# [Exercise aim]
Retype the listing that follows, word for word.

# [Records shown]
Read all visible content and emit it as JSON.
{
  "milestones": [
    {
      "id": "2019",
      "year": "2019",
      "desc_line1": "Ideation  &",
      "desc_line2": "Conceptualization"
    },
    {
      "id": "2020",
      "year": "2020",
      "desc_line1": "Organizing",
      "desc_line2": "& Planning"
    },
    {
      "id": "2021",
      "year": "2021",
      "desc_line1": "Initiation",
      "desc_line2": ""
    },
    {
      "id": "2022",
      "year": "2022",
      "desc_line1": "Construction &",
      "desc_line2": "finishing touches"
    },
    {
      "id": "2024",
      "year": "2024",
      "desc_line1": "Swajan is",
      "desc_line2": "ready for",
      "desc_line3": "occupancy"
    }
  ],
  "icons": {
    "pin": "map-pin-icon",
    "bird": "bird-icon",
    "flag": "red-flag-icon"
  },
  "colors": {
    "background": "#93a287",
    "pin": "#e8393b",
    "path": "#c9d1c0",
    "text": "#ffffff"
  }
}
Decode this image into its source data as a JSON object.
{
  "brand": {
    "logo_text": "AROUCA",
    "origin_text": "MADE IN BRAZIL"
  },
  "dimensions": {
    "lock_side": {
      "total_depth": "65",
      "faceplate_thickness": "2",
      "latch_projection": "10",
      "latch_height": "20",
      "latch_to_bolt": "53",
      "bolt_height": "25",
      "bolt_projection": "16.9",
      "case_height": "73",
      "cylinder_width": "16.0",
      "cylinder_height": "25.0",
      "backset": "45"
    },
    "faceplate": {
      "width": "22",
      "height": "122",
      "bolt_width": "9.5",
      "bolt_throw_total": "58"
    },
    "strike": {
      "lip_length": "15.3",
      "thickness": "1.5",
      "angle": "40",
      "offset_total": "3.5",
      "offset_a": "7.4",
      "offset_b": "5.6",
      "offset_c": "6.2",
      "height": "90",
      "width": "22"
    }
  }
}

# [In response]
Read all visible content and emit it as JSON.
{
  "milestones": [
    {
      "id": "2019",
      "year": "2019",
      "desc_line1": "Ideation  &",
      "desc_line2": "Conceptualization"
    },
    {
      "id": "2020",
      "year": "2020",
      "desc_line1": "Organizing",
      "desc_line2": "& Planning"
    },
    {
      "id": "2021",
      "year": "2021",
      "desc_line1": "Initiation",
      "desc_line2": ""
    },
    {
      "id": "2022",
      "year": "2022",
      "desc_line1": "Construction &",
      "desc_line2": "finishing touches"
    },
    {
      "id": "2024",
      "year": "2024",
      "desc_line1": "Swajan is",
      "desc_line2": "ready for",
      "desc_line3": "occupancy"
    }
  ],
  "icons": {
    "pin": "map-pin-icon",
    "bird": "bird-icon",
    "flag": "red-flag-icon"
  },
  "colors": {
    "background": "#93a287",
    "pin": "#e8393b",
    "path": "#c9d1c0",
    "text": "#ffffff"
  }
}
Decode this image into its source data as a JSON object.
{
  "brand": {
    "logo_text": "AROUCA",
    "origin_text": "MADE IN BRAZIL"
  },
  "dimensions": {
    "lock_side": {
      "total_depth": "65",
      "faceplate_thickness": "2",
      "latch_projection": "10",
      "latch_height": "20",
      "latch_to_bolt": "53",
      "bolt_height": "25",
      "bolt_projection": "16.9",
      "case_height": "73",
      "cylinder_width": "16.0",
      "cylinder_height": "25.0",
      "backset": "45"
    },
    "faceplate": {
      "width": "22",
      "height": "122",
      "bolt_width": "9.5",
      "bolt_throw_total": "58"
    },
    "strike": {
      "lip_length": "15.3",
      "thickness": "1.5",
      "angle": "40",
      "offset_total": "3.5",
      "offset_a": "7.4",
      "offset_b": "5.6",
      "offset_c": "6.2",
      "height": "90",
      "width": "22"
    }
  }
}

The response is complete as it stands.